__Given instruction__: Please transcribe the data that follows without the pictures, keeping every word the same.
——
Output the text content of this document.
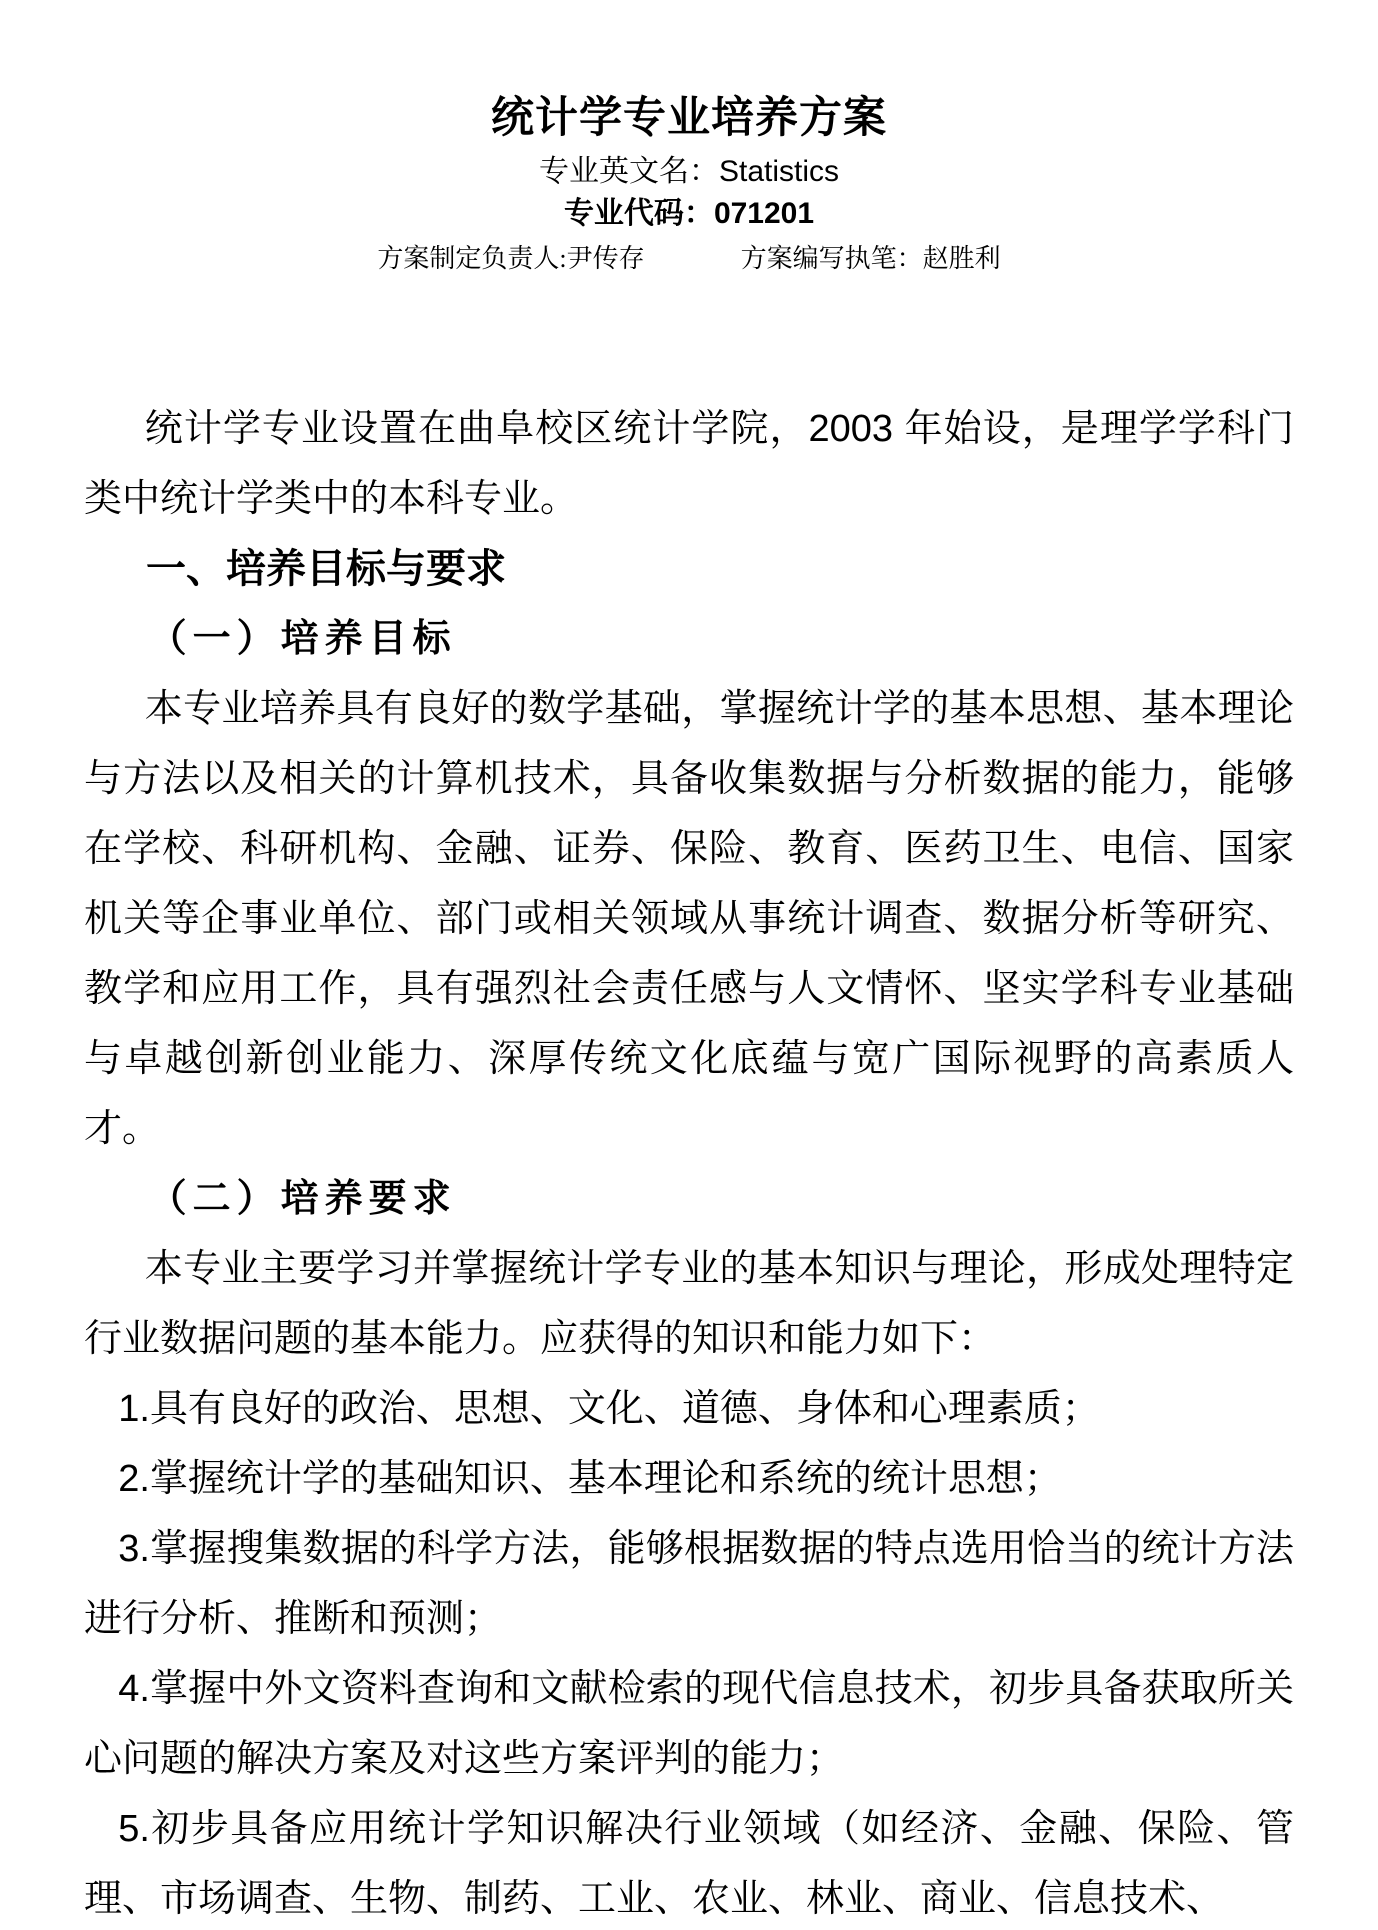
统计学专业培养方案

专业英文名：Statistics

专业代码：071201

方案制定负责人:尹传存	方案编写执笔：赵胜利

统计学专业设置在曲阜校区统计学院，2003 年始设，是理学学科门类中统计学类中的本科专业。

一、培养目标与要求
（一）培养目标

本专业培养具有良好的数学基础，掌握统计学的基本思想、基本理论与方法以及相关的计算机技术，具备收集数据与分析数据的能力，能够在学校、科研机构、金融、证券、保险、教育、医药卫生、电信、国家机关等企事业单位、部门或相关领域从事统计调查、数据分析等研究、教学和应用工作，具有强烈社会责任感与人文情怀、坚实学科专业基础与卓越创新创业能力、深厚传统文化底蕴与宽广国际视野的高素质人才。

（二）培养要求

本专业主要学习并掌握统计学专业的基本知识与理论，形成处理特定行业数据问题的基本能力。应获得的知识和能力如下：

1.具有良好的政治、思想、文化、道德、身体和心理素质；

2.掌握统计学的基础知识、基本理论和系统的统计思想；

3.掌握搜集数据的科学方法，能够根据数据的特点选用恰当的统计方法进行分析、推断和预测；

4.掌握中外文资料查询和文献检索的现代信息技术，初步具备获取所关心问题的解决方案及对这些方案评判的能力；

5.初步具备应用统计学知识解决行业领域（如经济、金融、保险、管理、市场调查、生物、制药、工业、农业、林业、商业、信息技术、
——
__Solution to the problem__:
Output the text content of this document.
统计学专业培养方案

专业英文名：Statistics

专业代码：071201

方案制定负责人:尹传存	方案编写执笔：赵胜利

统计学专业设置在曲阜校区统计学院，2003 年始设，是理学学科门类中统计学类中的本科专业。

一、培养目标与要求
（一）培养目标

本专业培养具有良好的数学基础，掌握统计学的基本思想、基本理论与方法以及相关的计算机技术，具备收集数据与分析数据的能力，能够在学校、科研机构、金融、证券、保险、教育、医药卫生、电信、国家机关等企事业单位、部门或相关领域从事统计调查、数据分析等研究、教学和应用工作，具有强烈社会责任感与人文情怀、坚实学科专业基础与卓越创新创业能力、深厚传统文化底蕴与宽广国际视野的高素质人才。

（二）培养要求

本专业主要学习并掌握统计学专业的基本知识与理论，形成处理特定行业数据问题的基本能力。应获得的知识和能力如下：

1.具有良好的政治、思想、文化、道德、身体和心理素质；

2.掌握统计学的基础知识、基本理论和系统的统计思想；

3.掌握搜集数据的科学方法，能够根据数据的特点选用恰当的统计方法进行分析、推断和预测；

4.掌握中外文资料查询和文献检索的现代信息技术，初步具备获取所关心问题的解决方案及对这些方案评判的能力；

5.初步具备应用统计学知识解决行业领域（如经济、金融、保险、管理、市场调查、生物、制药、工业、农业、林业、商业、信息技术、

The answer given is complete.